EXERCISE AIM ▸ Every record must be repeated exactly, with no omission.

[Stored data]
_ _ _ _
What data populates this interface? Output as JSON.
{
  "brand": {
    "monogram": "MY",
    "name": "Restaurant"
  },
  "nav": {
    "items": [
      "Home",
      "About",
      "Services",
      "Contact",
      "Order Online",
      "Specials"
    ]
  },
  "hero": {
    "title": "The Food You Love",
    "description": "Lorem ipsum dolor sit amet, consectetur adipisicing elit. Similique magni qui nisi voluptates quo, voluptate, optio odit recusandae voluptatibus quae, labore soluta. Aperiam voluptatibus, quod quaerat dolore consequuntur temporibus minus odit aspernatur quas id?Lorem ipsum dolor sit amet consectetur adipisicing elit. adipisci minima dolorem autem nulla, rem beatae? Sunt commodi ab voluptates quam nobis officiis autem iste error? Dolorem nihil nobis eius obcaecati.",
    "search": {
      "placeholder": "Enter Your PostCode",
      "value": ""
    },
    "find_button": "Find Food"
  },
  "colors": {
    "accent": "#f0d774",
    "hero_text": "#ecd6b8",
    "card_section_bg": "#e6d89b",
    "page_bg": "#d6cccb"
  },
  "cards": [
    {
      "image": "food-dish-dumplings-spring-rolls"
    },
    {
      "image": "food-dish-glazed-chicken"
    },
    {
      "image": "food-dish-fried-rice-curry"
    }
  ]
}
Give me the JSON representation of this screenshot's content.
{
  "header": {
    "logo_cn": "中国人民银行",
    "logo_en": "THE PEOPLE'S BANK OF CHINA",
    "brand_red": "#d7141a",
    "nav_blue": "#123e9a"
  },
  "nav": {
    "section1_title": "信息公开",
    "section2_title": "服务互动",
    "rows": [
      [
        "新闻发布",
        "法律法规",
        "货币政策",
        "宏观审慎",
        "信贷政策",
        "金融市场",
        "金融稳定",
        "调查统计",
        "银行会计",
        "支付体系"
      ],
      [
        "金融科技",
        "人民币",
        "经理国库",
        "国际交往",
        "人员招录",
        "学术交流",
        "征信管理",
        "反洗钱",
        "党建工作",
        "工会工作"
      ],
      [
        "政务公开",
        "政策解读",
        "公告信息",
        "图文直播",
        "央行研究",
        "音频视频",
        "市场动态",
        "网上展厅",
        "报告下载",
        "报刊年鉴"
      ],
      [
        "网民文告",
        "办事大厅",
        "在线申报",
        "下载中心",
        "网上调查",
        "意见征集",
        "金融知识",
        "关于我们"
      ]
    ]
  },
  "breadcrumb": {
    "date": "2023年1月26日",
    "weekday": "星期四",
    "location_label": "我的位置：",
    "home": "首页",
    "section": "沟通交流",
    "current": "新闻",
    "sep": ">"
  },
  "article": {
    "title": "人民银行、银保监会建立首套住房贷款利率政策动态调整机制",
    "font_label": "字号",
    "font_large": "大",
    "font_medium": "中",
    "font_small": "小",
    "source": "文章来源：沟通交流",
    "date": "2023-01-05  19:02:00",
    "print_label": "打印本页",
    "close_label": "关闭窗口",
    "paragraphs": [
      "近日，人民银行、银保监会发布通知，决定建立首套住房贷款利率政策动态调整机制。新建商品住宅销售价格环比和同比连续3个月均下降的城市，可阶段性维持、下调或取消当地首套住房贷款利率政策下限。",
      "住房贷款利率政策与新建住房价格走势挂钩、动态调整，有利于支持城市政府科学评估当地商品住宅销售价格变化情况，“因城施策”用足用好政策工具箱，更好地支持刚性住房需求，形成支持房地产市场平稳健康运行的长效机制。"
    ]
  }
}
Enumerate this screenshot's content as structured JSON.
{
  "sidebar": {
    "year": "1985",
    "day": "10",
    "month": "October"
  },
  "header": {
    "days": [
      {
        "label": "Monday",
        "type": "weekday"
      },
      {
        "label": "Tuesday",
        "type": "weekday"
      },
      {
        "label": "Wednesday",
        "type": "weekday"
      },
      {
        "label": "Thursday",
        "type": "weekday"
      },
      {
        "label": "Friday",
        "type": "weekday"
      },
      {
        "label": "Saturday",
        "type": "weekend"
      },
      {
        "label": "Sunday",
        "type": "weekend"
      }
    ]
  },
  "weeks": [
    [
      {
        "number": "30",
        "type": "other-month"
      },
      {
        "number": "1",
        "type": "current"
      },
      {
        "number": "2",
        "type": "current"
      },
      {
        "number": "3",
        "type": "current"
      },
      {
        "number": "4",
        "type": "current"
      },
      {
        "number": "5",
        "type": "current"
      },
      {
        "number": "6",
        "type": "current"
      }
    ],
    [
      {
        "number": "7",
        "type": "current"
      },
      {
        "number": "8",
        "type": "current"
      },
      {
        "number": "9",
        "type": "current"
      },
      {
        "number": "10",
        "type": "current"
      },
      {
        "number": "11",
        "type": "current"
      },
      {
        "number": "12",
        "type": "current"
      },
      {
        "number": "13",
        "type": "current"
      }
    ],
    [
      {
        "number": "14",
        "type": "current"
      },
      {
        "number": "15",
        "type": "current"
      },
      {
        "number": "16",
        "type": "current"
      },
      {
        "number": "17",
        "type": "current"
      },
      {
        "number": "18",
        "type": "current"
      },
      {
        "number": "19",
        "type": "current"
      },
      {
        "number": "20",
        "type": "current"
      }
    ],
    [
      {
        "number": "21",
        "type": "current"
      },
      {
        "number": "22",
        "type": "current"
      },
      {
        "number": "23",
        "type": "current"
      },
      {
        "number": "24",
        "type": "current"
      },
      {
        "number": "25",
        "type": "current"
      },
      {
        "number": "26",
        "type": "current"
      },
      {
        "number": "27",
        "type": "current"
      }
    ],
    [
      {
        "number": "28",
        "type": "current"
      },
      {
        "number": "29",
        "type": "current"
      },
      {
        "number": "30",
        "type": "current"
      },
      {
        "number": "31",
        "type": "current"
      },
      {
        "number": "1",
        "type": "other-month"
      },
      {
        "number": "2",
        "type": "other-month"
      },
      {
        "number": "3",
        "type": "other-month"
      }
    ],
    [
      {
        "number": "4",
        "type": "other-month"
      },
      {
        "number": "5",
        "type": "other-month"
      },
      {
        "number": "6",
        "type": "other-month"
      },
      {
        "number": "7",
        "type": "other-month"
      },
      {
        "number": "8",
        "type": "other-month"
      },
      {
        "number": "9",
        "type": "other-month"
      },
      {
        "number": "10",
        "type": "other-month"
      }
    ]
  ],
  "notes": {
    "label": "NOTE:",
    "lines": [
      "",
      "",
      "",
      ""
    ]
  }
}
_ _ _ _
REPLY ▸
What data populates this interface? Output as JSON.
{
  "brand": {
    "monogram": "MY",
    "name": "Restaurant"
  },
  "nav": {
    "items": [
      "Home",
      "About",
      "Services",
      "Contact",
      "Order Online",
      "Specials"
    ]
  },
  "hero": {
    "title": "The Food You Love",
    "description": "Lorem ipsum dolor sit amet, consectetur adipisicing elit. Similique magni qui nisi voluptates quo, voluptate, optio odit recusandae voluptatibus quae, labore soluta. Aperiam voluptatibus, quod quaerat dolore consequuntur temporibus minus odit aspernatur quas id?Lorem ipsum dolor sit amet consectetur adipisicing elit. adipisci minima dolorem autem nulla, rem beatae? Sunt commodi ab voluptates quam nobis officiis autem iste error? Dolorem nihil nobis eius obcaecati.",
    "search": {
      "placeholder": "Enter Your PostCode",
      "value": ""
    },
    "find_button": "Find Food"
  },
  "colors": {
    "accent": "#f0d774",
    "hero_text": "#ecd6b8",
    "card_section_bg": "#e6d89b",
    "page_bg": "#d6cccb"
  },
  "cards": [
    {
      "image": "food-dish-dumplings-spring-rolls"
    },
    {
      "image": "food-dish-glazed-chicken"
    },
    {
      "image": "food-dish-fried-rice-curry"
    }
  ]
}
Give me the JSON representation of this screenshot's content.
{
  "header": {
    "logo_cn": "中国人民银行",
    "logo_en": "THE PEOPLE'S BANK OF CHINA",
    "brand_red": "#d7141a",
    "nav_blue": "#123e9a"
  },
  "nav": {
    "section1_title": "信息公开",
    "section2_title": "服务互动",
    "rows": [
      [
        "新闻发布",
        "法律法规",
        "货币政策",
        "宏观审慎",
        "信贷政策",
        "金融市场",
        "金融稳定",
        "调查统计",
        "银行会计",
        "支付体系"
      ],
      [
        "金融科技",
        "人民币",
        "经理国库",
        "国际交往",
        "人员招录",
        "学术交流",
        "征信管理",
        "反洗钱",
        "党建工作",
        "工会工作"
      ],
      [
        "政务公开",
        "政策解读",
        "公告信息",
        "图文直播",
        "央行研究",
        "音频视频",
        "市场动态",
        "网上展厅",
        "报告下载",
        "报刊年鉴"
      ],
      [
        "网民文告",
        "办事大厅",
        "在线申报",
        "下载中心",
        "网上调查",
        "意见征集",
        "金融知识",
        "关于我们"
      ]
    ]
  },
  "breadcrumb": {
    "date": "2023年1月26日",
    "weekday": "星期四",
    "location_label": "我的位置：",
    "home": "首页",
    "section": "沟通交流",
    "current": "新闻",
    "sep": ">"
  },
  "article": {
    "title": "人民银行、银保监会建立首套住房贷款利率政策动态调整机制",
    "font_label": "字号",
    "font_large": "大",
    "font_medium": "中",
    "font_small": "小",
    "source": "文章来源：沟通交流",
    "date": "2023-01-05  19:02:00",
    "print_label": "打印本页",
    "close_label": "关闭窗口",
    "paragraphs": [
      "近日，人民银行、银保监会发布通知，决定建立首套住房贷款利率政策动态调整机制。新建商品住宅销售价格环比和同比连续3个月均下降的城市，可阶段性维持、下调或取消当地首套住房贷款利率政策下限。",
      "住房贷款利率政策与新建住房价格走势挂钩、动态调整，有利于支持城市政府科学评估当地商品住宅销售价格变化情况，“因城施策”用足用好政策工具箱，更好地支持刚性住房需求，形成支持房地产市场平稳健康运行的长效机制。"
    ]
  }
}
Enumerate this screenshot's content as structured JSON.
{
  "sidebar": {
    "year": "1985",
    "day": "10",
    "month": "October"
  },
  "header": {
    "days": [
      {
        "label": "Monday",
        "type": "weekday"
      },
      {
        "label": "Tuesday",
        "type": "weekday"
      },
      {
        "label": "Wednesday",
        "type": "weekday"
      },
      {
        "label": "Thursday",
        "type": "weekday"
      },
      {
        "label": "Friday",
        "type": "weekday"
      },
      {
        "label": "Saturday",
        "type": "weekend"
      },
      {
        "label": "Sunday",
        "type": "weekend"
      }
    ]
  },
  "weeks": [
    [
      {
        "number": "30",
        "type": "other-month"
      },
      {
        "number": "1",
        "type": "current"
      },
      {
        "number": "2",
        "type": "current"
      },
      {
        "number": "3",
        "type": "current"
      },
      {
        "number": "4",
        "type": "current"
      },
      {
        "number": "5",
        "type": "current"
      },
      {
        "number": "6",
        "type": "current"
      }
    ],
    [
      {
        "number": "7",
        "type": "current"
      },
      {
        "number": "8",
        "type": "current"
      },
      {
        "number": "9",
        "type": "current"
      },
      {
        "number": "10",
        "type": "current"
      },
      {
        "number": "11",
        "type": "current"
      },
      {
        "number": "12",
        "type": "current"
      },
      {
        "number": "13",
        "type": "current"
      }
    ],
    [
      {
        "number": "14",
        "type": "current"
      },
      {
        "number": "15",
        "type": "current"
      },
      {
        "number": "16",
        "type": "current"
      },
      {
        "number": "17",
        "type": "current"
      },
      {
        "number": "18",
        "type": "current"
      },
      {
        "number": "19",
        "type": "current"
      },
      {
        "number": "20",
        "type": "current"
      }
    ],
    [
      {
        "number": "21",
        "type": "current"
      },
      {
        "number": "22",
        "type": "current"
      },
      {
        "number": "23",
        "type": "current"
      },
      {
        "number": "24",
        "type": "current"
      },
      {
        "number": "25",
        "type": "current"
      },
      {
        "number": "26",
        "type": "current"
      },
      {
        "number": "27",
        "type": "current"
      }
    ],
    [
      {
        "number": "28",
        "type": "current"
      },
      {
        "number": "29",
        "type": "current"
      },
      {
        "number": "30",
        "type": "current"
      },
      {
        "number": "31",
        "type": "current"
      },
      {
        "number": "1",
        "type": "other-month"
      },
      {
        "number": "2",
        "type": "other-month"
      },
      {
        "number": "3",
        "type": "other-month"
      }
    ],
    [
      {
        "number": "4",
        "type": "other-month"
      },
      {
        "number": "5",
        "type": "other-month"
      },
      {
        "number": "6",
        "type": "other-month"
      },
      {
        "number": "7",
        "type": "other-month"
      },
      {
        "number": "8",
        "type": "other-month"
      },
      {
        "number": "9",
        "type": "other-month"
      },
      {
        "number": "10",
        "type": "other-month"
      }
    ]
  ],
  "notes": {
    "label": "NOTE:",
    "lines": [
      "",
      "",
      "",
      ""
    ]
  }
}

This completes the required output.